**Exercise goal**
Scan the data beneath this task and copy each line that includes "standardised".

**Records shown**
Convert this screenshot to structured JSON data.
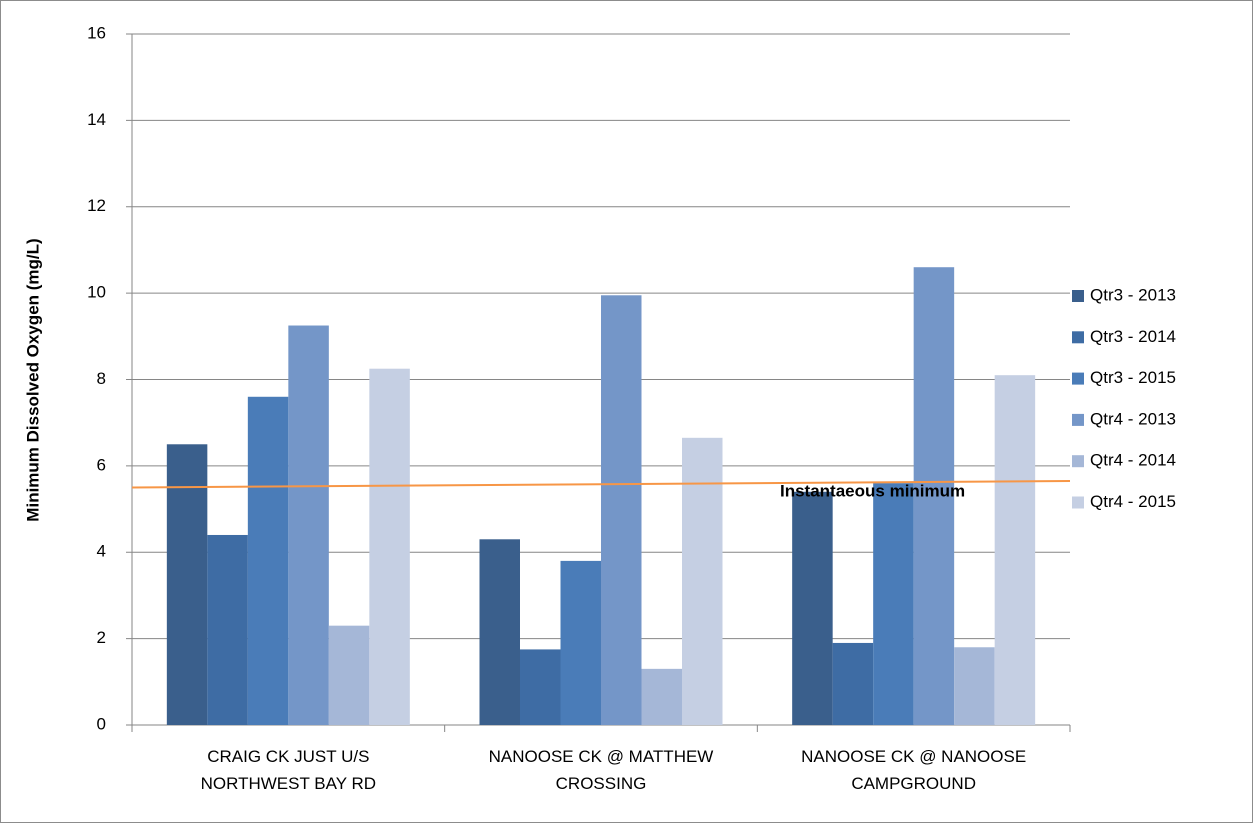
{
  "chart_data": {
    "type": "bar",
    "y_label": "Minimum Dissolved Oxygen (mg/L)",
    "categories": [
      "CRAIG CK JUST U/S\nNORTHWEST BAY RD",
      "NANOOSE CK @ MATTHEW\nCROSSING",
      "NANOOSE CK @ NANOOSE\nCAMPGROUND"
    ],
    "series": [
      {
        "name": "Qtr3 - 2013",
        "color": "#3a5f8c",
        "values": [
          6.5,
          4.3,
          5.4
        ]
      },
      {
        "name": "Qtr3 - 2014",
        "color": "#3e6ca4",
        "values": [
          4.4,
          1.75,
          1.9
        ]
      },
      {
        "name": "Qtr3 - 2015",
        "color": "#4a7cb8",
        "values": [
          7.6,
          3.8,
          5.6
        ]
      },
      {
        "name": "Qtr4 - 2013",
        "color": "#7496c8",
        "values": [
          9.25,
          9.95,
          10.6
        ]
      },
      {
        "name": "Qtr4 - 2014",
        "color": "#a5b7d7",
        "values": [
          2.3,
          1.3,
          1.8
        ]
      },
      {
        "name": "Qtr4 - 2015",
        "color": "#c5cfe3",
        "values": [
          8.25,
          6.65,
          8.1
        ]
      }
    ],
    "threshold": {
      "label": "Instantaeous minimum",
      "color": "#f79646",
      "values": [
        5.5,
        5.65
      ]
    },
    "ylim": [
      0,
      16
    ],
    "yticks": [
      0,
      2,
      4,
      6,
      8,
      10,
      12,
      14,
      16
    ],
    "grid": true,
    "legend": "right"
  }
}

==

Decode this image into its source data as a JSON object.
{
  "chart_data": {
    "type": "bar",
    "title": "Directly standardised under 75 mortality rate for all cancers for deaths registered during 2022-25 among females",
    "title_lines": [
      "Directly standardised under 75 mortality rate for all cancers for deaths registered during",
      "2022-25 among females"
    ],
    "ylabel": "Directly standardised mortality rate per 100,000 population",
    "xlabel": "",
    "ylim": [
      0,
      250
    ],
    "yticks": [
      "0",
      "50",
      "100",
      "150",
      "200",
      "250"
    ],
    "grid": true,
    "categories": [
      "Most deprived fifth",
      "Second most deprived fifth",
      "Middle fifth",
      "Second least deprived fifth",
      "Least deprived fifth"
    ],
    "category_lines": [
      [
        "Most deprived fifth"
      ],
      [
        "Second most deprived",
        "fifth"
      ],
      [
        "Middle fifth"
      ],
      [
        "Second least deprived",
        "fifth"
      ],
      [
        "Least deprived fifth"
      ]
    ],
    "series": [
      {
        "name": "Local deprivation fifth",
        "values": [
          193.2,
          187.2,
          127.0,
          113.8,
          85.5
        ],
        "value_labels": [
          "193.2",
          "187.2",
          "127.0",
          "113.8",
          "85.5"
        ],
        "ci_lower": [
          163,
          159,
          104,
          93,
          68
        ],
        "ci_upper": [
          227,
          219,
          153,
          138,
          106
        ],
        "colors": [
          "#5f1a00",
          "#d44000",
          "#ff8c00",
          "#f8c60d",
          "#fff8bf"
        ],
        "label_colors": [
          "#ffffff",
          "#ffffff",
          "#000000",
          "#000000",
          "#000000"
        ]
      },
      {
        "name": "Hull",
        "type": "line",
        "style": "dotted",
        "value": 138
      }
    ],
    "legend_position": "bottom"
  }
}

**Exercise result**
    "title": "Directly standardised under 75 mortality rate for all cancers for deaths registered during 2022-25 among females",
      "Directly standardised under 75 mortality rate for all cancers for deaths registered during",
    "ylabel": "Directly standardised mortality rate per 100,000 population",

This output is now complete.